◆ What you are asked to do ◆
In the records below, find each line containing the word "title" and copy it.

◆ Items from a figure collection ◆
==============================
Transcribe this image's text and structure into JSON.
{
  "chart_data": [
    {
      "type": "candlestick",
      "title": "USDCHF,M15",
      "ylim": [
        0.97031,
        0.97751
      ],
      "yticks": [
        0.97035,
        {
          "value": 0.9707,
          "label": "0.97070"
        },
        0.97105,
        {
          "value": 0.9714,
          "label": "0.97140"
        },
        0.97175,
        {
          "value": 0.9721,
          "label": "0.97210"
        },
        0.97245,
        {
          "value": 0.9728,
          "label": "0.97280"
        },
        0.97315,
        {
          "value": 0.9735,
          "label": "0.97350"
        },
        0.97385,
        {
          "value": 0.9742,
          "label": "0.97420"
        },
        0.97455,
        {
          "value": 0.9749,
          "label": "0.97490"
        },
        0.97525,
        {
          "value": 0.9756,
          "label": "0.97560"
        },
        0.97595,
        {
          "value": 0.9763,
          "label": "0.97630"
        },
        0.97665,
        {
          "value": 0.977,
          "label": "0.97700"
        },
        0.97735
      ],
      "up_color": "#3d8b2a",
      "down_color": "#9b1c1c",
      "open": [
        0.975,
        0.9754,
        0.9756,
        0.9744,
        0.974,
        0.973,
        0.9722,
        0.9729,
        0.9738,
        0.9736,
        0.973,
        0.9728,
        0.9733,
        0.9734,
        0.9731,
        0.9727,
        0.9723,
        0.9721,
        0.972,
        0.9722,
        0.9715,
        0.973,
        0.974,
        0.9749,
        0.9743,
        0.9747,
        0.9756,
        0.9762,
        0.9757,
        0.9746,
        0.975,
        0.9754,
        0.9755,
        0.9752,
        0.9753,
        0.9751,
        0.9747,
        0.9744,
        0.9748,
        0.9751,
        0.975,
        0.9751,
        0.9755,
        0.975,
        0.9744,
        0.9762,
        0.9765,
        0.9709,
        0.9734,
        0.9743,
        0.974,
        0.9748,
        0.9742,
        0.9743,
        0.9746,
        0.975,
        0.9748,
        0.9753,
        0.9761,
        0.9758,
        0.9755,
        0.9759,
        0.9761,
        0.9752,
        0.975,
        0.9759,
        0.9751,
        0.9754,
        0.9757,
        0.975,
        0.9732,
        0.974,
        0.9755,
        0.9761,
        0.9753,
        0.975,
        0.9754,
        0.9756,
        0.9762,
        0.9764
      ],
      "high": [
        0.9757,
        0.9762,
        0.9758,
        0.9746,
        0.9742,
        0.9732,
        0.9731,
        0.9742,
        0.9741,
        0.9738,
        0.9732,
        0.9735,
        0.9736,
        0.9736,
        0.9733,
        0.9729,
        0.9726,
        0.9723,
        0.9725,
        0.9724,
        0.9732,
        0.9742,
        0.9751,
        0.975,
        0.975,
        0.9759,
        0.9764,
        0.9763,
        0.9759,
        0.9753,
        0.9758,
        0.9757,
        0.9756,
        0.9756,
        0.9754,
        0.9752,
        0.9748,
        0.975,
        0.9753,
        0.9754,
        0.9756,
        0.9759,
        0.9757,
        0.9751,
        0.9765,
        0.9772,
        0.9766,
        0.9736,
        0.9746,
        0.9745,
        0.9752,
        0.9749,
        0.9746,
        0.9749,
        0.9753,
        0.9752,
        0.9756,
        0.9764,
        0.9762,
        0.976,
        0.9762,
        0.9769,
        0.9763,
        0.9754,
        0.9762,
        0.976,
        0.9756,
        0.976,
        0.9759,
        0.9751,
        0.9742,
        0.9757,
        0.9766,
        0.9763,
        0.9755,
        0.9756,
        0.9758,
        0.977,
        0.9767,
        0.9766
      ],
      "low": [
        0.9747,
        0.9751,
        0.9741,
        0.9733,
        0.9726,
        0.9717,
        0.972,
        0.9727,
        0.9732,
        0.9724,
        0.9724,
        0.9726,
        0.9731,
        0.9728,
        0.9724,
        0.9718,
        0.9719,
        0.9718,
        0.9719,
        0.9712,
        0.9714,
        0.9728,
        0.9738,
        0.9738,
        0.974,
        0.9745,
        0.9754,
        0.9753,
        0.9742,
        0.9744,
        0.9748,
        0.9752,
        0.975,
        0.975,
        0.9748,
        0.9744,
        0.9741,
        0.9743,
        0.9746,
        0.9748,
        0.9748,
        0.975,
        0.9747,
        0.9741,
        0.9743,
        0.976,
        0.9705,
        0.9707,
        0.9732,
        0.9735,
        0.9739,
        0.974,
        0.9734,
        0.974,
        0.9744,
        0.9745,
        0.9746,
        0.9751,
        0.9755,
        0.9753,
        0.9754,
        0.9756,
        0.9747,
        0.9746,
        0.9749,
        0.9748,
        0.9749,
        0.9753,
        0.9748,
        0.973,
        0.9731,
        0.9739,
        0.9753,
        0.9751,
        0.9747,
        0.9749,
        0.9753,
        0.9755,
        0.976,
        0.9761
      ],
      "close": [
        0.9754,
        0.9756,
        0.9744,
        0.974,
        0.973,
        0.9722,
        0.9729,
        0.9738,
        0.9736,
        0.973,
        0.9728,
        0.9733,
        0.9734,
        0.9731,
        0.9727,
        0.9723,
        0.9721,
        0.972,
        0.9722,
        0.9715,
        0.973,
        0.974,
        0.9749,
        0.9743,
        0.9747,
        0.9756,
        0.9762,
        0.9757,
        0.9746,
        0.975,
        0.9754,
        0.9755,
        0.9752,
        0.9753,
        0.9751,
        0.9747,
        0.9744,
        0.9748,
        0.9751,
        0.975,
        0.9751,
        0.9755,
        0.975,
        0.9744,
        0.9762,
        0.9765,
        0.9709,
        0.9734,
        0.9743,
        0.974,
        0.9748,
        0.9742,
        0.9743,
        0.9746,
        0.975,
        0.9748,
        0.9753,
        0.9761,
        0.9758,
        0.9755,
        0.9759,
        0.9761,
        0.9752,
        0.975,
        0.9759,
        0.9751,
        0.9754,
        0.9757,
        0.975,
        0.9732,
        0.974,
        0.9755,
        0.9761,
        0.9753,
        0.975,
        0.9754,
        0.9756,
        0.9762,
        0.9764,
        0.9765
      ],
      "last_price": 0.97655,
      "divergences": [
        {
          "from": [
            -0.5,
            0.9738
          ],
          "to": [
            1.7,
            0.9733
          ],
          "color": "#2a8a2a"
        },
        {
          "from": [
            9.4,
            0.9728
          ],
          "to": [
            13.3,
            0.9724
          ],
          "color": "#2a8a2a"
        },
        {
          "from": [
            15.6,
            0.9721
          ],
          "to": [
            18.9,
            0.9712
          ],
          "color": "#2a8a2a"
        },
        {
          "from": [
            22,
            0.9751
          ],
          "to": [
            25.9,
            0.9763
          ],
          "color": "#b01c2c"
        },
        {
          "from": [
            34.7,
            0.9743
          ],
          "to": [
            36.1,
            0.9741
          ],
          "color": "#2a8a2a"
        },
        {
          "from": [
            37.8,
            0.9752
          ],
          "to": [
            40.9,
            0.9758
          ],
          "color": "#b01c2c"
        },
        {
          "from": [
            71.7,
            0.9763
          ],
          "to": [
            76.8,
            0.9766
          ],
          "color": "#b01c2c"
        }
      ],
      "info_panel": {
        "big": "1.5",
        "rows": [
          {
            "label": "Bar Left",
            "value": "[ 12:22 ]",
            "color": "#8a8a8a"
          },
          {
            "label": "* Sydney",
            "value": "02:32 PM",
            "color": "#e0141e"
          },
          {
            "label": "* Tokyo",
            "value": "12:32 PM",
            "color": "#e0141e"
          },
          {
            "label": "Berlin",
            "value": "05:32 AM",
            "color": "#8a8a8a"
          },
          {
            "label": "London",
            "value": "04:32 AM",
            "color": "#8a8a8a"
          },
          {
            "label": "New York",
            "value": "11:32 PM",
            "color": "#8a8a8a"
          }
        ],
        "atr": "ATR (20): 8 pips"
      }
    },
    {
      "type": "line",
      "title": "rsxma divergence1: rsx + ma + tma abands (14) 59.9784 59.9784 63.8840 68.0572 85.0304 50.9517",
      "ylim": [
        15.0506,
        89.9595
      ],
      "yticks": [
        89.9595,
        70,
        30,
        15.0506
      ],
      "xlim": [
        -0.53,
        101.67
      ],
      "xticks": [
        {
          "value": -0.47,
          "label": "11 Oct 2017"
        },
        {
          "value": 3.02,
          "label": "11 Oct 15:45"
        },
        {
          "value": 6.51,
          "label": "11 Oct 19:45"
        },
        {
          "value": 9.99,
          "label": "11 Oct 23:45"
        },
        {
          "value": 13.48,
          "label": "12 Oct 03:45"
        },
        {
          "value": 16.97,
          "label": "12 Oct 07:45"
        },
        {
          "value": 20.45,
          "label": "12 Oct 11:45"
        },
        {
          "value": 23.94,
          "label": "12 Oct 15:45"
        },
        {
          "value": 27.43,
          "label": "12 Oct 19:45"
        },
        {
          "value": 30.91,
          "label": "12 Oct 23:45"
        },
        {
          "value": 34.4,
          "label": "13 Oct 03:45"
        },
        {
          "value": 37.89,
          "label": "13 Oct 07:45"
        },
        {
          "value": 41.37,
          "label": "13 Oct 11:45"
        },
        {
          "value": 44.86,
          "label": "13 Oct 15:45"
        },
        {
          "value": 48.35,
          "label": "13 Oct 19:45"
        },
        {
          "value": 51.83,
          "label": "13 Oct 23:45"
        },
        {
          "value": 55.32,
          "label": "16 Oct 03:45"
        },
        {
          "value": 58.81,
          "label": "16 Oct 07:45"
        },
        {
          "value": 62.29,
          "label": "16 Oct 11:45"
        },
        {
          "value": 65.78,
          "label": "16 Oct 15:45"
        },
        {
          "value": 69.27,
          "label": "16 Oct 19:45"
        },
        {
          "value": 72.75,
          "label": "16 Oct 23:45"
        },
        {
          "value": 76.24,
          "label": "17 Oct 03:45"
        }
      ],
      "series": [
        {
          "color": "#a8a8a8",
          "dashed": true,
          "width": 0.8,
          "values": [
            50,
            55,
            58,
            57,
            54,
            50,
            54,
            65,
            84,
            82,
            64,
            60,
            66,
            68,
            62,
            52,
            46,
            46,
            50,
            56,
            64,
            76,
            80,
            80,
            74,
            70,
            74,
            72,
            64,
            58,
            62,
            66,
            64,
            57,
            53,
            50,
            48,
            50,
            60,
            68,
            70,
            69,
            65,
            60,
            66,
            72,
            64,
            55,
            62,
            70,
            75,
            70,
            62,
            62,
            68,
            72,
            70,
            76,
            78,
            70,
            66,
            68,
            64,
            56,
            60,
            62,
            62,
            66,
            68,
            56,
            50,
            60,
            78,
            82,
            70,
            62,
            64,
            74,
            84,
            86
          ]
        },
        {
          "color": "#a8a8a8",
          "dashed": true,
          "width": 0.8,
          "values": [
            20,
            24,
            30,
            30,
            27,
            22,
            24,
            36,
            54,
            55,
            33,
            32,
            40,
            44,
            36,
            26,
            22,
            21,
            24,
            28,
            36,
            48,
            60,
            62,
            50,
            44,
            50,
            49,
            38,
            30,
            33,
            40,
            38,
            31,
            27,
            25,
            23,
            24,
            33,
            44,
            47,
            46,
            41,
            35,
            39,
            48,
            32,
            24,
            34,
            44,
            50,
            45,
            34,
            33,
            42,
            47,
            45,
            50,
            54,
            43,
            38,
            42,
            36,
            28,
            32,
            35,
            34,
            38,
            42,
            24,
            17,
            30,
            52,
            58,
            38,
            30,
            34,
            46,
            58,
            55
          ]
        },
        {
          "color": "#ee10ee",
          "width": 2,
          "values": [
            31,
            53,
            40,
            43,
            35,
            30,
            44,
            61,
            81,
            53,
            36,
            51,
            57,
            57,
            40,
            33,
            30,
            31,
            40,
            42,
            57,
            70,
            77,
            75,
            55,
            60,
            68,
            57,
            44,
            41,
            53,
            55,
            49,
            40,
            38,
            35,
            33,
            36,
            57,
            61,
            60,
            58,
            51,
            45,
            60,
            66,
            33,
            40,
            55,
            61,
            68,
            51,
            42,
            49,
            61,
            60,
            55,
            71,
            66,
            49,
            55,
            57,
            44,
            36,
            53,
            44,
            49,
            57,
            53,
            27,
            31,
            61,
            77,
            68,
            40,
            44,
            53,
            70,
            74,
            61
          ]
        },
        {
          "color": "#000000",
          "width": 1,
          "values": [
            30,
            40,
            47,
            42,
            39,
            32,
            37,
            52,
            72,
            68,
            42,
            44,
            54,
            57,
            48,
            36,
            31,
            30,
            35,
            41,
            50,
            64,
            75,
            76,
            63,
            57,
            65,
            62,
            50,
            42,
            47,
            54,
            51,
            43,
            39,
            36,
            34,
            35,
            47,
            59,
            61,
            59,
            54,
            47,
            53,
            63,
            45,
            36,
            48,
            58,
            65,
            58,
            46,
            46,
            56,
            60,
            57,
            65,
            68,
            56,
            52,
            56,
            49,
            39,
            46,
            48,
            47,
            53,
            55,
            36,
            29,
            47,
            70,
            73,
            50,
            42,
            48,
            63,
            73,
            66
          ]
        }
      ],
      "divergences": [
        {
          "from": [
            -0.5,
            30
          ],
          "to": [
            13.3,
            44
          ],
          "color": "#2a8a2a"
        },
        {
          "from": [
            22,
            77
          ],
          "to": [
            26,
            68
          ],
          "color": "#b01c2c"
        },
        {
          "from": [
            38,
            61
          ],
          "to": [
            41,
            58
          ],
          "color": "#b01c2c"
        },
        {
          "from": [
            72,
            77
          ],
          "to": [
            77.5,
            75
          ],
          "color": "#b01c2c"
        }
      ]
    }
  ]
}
==============================
◆ Task answer ◆
      "title": "USDCHF,M15",
      "title": "rsxma divergence1: rsx + ma + tma abands (14) 59.9784 59.9784 63.8840 68.0572 85.0304 50.9517",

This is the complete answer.